◆ **Directions for this task**: Emit the entire listing verbatim.

—————

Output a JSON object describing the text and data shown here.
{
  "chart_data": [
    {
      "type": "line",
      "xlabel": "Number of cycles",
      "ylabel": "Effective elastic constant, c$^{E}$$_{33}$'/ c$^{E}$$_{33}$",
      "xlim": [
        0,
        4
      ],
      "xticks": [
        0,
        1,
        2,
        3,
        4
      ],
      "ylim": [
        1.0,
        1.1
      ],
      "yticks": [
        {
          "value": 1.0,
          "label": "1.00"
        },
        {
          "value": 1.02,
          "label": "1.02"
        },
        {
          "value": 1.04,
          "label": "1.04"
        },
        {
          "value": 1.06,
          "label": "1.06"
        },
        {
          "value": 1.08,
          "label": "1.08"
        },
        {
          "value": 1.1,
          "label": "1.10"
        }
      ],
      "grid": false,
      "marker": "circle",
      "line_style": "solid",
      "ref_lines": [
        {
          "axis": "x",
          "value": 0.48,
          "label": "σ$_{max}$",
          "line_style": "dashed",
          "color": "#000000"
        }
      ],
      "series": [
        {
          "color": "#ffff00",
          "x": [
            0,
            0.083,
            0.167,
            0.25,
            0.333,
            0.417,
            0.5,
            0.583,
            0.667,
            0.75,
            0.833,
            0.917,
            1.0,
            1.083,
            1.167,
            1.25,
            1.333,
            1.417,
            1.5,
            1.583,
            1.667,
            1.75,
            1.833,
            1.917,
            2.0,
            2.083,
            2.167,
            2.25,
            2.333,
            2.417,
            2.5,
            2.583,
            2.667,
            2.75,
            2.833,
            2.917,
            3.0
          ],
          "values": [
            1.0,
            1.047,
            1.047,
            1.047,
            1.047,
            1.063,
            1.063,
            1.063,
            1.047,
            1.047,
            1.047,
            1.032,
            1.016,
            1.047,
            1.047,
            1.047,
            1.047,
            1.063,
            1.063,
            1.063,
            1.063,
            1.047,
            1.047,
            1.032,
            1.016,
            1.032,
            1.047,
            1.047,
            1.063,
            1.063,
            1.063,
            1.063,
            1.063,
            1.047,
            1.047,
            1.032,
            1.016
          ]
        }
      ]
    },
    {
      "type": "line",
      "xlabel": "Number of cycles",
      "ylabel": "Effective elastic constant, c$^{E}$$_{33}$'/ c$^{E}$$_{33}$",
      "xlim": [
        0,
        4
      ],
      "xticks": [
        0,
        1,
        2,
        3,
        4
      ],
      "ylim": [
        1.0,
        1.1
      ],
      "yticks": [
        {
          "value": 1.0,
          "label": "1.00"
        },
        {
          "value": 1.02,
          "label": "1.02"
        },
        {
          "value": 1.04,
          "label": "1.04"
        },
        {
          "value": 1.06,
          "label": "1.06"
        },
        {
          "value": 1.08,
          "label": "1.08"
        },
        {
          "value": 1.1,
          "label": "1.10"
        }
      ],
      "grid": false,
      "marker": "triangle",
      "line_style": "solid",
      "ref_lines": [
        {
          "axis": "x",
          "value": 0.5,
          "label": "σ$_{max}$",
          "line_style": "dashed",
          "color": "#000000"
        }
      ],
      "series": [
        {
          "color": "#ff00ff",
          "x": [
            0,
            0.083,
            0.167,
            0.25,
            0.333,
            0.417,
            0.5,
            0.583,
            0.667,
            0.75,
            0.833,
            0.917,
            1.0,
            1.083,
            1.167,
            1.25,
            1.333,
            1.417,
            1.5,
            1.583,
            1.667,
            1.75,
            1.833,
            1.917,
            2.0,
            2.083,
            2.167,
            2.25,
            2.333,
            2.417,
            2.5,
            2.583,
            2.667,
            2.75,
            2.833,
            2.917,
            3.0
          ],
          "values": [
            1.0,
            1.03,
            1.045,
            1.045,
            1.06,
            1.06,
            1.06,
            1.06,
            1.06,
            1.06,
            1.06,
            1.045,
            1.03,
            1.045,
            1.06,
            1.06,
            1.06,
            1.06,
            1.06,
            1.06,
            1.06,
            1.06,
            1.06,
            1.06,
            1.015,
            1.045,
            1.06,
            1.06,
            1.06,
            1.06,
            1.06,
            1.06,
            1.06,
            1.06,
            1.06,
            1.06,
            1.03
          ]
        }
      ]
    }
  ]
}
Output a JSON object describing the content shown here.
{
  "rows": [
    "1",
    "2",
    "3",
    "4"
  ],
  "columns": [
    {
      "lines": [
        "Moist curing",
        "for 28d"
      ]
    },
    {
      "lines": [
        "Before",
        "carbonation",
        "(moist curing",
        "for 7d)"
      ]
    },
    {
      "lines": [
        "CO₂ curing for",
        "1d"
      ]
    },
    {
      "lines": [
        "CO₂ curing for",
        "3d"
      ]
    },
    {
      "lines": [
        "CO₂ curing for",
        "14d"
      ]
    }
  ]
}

—————

◆ **Result**:
Output a JSON object describing the text and data shown here.
{
  "chart_data": [
    {
      "type": "line",
      "xlabel": "Number of cycles",
      "ylabel": "Effective elastic constant, c$^{E}$$_{33}$'/ c$^{E}$$_{33}$",
      "xlim": [
        0,
        4
      ],
      "xticks": [
        0,
        1,
        2,
        3,
        4
      ],
      "ylim": [
        1.0,
        1.1
      ],
      "yticks": [
        {
          "value": 1.0,
          "label": "1.00"
        },
        {
          "value": 1.02,
          "label": "1.02"
        },
        {
          "value": 1.04,
          "label": "1.04"
        },
        {
          "value": 1.06,
          "label": "1.06"
        },
        {
          "value": 1.08,
          "label": "1.08"
        },
        {
          "value": 1.1,
          "label": "1.10"
        }
      ],
      "grid": false,
      "marker": "circle",
      "line_style": "solid",
      "ref_lines": [
        {
          "axis": "x",
          "value": 0.48,
          "label": "σ$_{max}$",
          "line_style": "dashed",
          "color": "#000000"
        }
      ],
      "series": [
        {
          "color": "#ffff00",
          "x": [
            0,
            0.083,
            0.167,
            0.25,
            0.333,
            0.417,
            0.5,
            0.583,
            0.667,
            0.75,
            0.833,
            0.917,
            1.0,
            1.083,
            1.167,
            1.25,
            1.333,
            1.417,
            1.5,
            1.583,
            1.667,
            1.75,
            1.833,
            1.917,
            2.0,
            2.083,
            2.167,
            2.25,
            2.333,
            2.417,
            2.5,
            2.583,
            2.667,
            2.75,
            2.833,
            2.917,
            3.0
          ],
          "values": [
            1.0,
            1.047,
            1.047,
            1.047,
            1.047,
            1.063,
            1.063,
            1.063,
            1.047,
            1.047,
            1.047,
            1.032,
            1.016,
            1.047,
            1.047,
            1.047,
            1.047,
            1.063,
            1.063,
            1.063,
            1.063,
            1.047,
            1.047,
            1.032,
            1.016,
            1.032,
            1.047,
            1.047,
            1.063,
            1.063,
            1.063,
            1.063,
            1.063,
            1.047,
            1.047,
            1.032,
            1.016
          ]
        }
      ]
    },
    {
      "type": "line",
      "xlabel": "Number of cycles",
      "ylabel": "Effective elastic constant, c$^{E}$$_{33}$'/ c$^{E}$$_{33}$",
      "xlim": [
        0,
        4
      ],
      "xticks": [
        0,
        1,
        2,
        3,
        4
      ],
      "ylim": [
        1.0,
        1.1
      ],
      "yticks": [
        {
          "value": 1.0,
          "label": "1.00"
        },
        {
          "value": 1.02,
          "label": "1.02"
        },
        {
          "value": 1.04,
          "label": "1.04"
        },
        {
          "value": 1.06,
          "label": "1.06"
        },
        {
          "value": 1.08,
          "label": "1.08"
        },
        {
          "value": 1.1,
          "label": "1.10"
        }
      ],
      "grid": false,
      "marker": "triangle",
      "line_style": "solid",
      "ref_lines": [
        {
          "axis": "x",
          "value": 0.5,
          "label": "σ$_{max}$",
          "line_style": "dashed",
          "color": "#000000"
        }
      ],
      "series": [
        {
          "color": "#ff00ff",
          "x": [
            0,
            0.083,
            0.167,
            0.25,
            0.333,
            0.417,
            0.5,
            0.583,
            0.667,
            0.75,
            0.833,
            0.917,
            1.0,
            1.083,
            1.167,
            1.25,
            1.333,
            1.417,
            1.5,
            1.583,
            1.667,
            1.75,
            1.833,
            1.917,
            2.0,
            2.083,
            2.167,
            2.25,
            2.333,
            2.417,
            2.5,
            2.583,
            2.667,
            2.75,
            2.833,
            2.917,
            3.0
          ],
          "values": [
            1.0,
            1.03,
            1.045,
            1.045,
            1.06,
            1.06,
            1.06,
            1.06,
            1.06,
            1.06,
            1.06,
            1.045,
            1.03,
            1.045,
            1.06,
            1.06,
            1.06,
            1.06,
            1.06,
            1.06,
            1.06,
            1.06,
            1.06,
            1.06,
            1.015,
            1.045,
            1.06,
            1.06,
            1.06,
            1.06,
            1.06,
            1.06,
            1.06,
            1.06,
            1.06,
            1.06,
            1.03
          ]
        }
      ]
    }
  ]
}
Output a JSON object describing the content shown here.
{
  "rows": [
    "1",
    "2",
    "3",
    "4"
  ],
  "columns": [
    {
      "lines": [
        "Moist curing",
        "for 28d"
      ]
    },
    {
      "lines": [
        "Before",
        "carbonation",
        "(moist curing",
        "for 7d)"
      ]
    },
    {
      "lines": [
        "CO₂ curing for",
        "1d"
      ]
    },
    {
      "lines": [
        "CO₂ curing for",
        "3d"
      ]
    },
    {
      "lines": [
        "CO₂ curing for",
        "14d"
      ]
    }
  ]
}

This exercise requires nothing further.